_Data excerpts_.

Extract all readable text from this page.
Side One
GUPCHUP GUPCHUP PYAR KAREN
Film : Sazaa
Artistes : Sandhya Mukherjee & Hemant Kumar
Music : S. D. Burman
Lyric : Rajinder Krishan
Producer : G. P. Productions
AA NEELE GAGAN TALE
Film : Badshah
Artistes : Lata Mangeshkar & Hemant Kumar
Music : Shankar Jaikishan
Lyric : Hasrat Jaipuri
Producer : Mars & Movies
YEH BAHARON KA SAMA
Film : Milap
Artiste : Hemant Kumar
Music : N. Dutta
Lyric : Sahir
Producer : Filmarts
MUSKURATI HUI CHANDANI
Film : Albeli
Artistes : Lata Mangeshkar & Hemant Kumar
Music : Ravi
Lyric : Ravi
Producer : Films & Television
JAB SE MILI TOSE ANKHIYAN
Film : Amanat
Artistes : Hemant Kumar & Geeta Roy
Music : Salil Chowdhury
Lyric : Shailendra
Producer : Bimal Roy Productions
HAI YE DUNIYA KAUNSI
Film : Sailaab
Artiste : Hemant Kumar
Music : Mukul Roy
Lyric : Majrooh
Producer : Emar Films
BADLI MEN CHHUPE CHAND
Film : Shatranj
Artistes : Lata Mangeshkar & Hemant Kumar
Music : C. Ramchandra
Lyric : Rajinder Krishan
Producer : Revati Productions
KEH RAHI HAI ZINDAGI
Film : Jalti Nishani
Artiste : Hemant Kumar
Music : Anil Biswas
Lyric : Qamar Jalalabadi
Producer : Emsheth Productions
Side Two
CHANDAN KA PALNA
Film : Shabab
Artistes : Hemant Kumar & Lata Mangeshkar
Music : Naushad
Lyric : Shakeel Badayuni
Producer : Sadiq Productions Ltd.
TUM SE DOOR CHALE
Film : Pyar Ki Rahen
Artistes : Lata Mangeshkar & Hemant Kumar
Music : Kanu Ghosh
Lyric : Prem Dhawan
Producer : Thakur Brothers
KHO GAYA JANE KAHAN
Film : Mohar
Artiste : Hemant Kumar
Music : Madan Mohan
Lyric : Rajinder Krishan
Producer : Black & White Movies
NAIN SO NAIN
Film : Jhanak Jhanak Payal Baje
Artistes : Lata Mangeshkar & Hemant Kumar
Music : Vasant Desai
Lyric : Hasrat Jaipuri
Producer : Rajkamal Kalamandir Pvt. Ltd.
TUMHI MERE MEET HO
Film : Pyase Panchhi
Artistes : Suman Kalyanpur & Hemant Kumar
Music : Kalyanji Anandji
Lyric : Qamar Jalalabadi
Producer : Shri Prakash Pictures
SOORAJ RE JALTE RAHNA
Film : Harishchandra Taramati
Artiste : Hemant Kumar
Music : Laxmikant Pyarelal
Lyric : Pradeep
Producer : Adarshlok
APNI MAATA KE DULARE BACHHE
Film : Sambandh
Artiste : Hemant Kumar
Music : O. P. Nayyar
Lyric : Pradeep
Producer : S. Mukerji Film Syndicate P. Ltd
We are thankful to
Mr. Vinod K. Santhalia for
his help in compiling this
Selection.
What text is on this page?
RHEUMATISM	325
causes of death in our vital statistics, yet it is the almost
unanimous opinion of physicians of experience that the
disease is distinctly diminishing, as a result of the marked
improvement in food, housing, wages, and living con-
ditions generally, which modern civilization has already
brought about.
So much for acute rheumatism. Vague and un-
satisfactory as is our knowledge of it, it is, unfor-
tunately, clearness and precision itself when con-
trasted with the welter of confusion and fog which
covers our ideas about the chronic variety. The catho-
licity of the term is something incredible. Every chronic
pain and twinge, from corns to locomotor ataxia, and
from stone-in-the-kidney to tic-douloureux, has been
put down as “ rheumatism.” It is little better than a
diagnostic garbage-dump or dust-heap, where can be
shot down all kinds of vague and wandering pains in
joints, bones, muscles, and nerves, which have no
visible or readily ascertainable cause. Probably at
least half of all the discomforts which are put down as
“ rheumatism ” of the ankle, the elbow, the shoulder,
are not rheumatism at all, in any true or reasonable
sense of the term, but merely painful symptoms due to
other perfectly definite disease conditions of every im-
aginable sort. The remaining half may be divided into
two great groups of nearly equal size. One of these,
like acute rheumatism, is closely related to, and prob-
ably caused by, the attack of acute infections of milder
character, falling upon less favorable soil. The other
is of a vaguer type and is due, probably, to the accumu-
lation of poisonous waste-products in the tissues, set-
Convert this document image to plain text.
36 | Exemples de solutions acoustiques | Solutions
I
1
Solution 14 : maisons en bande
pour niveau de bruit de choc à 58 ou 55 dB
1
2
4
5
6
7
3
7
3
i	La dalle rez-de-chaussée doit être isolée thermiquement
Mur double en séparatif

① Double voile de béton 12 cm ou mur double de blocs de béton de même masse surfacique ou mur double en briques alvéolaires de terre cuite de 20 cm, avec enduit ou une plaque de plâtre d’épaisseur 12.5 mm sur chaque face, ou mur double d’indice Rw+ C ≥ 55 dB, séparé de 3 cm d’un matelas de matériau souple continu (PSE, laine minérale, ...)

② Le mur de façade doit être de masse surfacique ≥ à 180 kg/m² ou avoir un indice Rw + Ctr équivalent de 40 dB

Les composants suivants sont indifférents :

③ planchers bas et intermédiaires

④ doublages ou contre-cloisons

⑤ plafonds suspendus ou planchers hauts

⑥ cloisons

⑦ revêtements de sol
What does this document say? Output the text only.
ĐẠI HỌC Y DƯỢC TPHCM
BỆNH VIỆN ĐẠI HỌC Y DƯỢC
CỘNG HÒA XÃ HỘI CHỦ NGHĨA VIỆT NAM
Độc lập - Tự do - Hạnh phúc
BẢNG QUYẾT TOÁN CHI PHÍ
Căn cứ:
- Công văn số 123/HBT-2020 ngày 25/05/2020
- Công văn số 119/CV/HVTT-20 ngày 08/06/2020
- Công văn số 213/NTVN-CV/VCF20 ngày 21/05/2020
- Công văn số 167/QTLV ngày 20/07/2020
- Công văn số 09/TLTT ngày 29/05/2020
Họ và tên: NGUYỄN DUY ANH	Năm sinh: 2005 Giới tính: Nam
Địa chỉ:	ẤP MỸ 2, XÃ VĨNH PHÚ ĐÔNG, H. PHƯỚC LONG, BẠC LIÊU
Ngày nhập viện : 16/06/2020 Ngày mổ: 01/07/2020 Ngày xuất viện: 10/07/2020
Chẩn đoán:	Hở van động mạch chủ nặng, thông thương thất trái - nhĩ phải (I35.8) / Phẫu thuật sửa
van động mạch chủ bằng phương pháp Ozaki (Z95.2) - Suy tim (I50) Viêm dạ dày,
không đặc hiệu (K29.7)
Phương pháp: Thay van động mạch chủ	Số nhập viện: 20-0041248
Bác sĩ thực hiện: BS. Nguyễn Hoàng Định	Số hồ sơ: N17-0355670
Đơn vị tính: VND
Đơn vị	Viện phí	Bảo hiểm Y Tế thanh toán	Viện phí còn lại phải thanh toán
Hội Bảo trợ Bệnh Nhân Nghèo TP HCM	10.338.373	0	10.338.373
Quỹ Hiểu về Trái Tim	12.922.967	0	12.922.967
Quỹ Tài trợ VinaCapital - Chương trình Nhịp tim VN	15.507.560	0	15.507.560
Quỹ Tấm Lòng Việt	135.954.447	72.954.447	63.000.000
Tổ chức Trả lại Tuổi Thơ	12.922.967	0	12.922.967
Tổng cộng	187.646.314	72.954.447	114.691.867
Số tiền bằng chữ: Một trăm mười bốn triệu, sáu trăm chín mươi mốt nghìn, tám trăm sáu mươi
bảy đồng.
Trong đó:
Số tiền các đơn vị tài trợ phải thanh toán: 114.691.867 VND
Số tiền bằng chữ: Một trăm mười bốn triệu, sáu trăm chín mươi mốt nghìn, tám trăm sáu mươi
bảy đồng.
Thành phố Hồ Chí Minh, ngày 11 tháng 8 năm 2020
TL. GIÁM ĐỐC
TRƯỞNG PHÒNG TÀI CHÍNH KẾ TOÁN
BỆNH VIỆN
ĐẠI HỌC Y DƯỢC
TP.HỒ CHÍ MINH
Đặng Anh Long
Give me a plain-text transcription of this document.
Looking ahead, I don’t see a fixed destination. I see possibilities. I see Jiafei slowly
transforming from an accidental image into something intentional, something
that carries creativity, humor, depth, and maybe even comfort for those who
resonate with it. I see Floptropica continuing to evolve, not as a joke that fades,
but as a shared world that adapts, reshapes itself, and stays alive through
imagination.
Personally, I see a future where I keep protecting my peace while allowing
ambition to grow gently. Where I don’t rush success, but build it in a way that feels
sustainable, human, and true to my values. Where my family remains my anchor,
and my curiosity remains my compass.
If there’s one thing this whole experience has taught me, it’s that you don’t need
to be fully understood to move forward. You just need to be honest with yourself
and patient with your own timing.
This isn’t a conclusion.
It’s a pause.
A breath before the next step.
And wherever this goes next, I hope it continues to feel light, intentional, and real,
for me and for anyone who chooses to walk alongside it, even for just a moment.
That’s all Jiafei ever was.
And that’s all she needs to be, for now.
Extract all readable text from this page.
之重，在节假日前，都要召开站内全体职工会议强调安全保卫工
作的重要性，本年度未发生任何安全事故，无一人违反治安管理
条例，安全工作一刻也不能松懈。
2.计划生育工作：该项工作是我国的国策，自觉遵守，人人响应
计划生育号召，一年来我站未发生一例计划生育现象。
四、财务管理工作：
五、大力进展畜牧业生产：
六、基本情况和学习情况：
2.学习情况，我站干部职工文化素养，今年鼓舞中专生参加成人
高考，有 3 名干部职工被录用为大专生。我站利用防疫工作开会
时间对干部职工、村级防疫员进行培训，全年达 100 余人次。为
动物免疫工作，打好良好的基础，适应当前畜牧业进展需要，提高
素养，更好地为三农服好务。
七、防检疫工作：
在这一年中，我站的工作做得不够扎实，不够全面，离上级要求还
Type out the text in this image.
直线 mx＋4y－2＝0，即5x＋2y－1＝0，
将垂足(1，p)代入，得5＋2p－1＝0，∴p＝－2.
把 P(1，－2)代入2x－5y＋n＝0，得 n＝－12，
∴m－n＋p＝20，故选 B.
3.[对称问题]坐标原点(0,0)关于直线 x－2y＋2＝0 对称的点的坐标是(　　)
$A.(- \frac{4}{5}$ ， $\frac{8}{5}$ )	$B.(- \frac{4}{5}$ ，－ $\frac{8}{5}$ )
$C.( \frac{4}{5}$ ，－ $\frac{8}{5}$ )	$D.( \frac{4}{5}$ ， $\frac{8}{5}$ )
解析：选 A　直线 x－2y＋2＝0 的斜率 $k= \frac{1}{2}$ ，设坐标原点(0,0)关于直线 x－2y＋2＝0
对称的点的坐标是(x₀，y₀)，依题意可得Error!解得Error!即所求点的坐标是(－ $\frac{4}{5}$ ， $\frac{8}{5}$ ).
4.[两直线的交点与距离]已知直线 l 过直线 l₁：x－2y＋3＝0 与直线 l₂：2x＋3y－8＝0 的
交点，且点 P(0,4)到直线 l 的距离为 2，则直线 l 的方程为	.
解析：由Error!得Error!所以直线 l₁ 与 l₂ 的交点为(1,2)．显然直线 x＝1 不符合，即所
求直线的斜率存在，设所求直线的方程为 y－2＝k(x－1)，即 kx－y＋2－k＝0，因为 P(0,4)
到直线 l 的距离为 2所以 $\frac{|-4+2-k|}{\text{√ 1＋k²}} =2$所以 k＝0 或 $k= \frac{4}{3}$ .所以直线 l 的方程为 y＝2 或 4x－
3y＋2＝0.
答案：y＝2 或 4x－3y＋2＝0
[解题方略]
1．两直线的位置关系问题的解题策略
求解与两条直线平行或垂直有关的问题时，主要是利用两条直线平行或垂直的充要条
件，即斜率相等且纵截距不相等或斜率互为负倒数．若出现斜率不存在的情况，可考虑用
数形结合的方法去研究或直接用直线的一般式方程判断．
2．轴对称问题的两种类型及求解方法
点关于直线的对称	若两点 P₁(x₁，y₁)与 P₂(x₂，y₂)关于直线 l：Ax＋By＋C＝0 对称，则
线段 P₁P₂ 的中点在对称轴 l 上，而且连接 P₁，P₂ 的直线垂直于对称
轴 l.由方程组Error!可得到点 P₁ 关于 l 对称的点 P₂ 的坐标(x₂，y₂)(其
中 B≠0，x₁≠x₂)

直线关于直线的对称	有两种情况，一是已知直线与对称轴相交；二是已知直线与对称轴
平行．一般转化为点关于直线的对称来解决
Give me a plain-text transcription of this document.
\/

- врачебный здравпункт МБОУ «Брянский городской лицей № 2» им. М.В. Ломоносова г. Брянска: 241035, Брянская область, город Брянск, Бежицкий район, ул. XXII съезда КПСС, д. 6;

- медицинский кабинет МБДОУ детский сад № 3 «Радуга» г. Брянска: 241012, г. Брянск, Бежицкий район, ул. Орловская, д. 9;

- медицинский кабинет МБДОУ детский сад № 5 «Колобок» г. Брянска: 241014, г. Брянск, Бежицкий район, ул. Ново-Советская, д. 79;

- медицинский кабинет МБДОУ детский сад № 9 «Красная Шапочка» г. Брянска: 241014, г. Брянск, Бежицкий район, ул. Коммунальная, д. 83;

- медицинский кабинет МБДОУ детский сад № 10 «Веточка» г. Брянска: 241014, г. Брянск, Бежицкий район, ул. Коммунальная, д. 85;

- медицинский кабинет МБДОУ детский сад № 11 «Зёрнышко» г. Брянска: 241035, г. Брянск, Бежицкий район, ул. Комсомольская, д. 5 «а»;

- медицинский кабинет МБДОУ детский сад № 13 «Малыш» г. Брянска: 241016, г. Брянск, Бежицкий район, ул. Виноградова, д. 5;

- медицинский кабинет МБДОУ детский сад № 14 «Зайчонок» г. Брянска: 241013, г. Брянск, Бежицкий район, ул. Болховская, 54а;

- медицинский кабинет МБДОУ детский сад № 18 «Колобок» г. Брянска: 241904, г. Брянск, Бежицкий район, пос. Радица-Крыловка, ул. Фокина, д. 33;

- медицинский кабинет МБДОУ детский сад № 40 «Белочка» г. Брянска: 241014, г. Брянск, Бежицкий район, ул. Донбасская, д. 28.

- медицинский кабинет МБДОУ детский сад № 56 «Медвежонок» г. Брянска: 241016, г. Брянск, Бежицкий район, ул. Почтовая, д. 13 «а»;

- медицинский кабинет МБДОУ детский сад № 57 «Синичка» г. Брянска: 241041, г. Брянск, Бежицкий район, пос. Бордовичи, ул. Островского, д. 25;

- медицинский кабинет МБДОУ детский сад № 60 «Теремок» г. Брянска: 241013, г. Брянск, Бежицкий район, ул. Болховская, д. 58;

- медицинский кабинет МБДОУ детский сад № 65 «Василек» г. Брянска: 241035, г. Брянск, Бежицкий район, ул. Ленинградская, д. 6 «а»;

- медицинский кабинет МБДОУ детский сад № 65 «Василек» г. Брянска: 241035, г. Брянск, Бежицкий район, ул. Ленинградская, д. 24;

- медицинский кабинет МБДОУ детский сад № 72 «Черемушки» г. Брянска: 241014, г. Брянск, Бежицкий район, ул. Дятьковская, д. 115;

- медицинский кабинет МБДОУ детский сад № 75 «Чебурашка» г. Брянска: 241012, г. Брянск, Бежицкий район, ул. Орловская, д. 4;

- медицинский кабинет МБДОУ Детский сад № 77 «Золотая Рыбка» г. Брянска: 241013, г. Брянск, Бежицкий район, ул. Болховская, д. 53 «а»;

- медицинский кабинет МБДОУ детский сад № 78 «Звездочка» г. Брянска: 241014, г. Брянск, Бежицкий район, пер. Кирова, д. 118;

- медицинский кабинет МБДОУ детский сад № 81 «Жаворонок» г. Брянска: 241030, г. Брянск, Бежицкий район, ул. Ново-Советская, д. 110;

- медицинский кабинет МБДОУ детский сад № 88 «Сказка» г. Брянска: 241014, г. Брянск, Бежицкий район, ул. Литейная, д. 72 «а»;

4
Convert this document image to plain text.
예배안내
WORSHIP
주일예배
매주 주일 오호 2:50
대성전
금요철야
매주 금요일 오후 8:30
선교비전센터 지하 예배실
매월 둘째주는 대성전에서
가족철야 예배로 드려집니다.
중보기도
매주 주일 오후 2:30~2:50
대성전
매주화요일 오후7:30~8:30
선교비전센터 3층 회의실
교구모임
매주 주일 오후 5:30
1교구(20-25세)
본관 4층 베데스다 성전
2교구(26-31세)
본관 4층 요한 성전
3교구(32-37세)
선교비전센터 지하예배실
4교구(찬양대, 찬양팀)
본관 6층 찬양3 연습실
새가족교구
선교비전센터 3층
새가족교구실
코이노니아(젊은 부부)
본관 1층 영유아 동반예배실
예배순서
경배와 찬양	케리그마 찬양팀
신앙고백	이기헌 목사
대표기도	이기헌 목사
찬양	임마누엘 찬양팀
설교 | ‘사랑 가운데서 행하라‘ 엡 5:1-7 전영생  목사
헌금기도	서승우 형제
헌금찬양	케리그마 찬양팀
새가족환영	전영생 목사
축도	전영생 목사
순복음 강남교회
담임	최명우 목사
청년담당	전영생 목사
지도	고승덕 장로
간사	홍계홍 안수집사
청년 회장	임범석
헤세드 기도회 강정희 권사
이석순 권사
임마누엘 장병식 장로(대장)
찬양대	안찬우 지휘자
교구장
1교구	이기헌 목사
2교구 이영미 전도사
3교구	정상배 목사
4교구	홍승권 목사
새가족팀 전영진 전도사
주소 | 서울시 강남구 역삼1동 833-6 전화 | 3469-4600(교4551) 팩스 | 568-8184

_Written instruction_. Check each line of the entries above, and show every one holding the word "Орловская".

_Problem solution_.
- медицинский кабинет МБДОУ детский сад № 3 «Радуга» г. Брянска: 241012, г. Брянск, Бежицкий район, ул. Орловская, д. 9;
- медицинский кабинет МБДОУ детский сад № 75 «Чебурашка» г. Брянска: 241012, г. Брянск, Бежицкий район, ул. Орловская, д. 4;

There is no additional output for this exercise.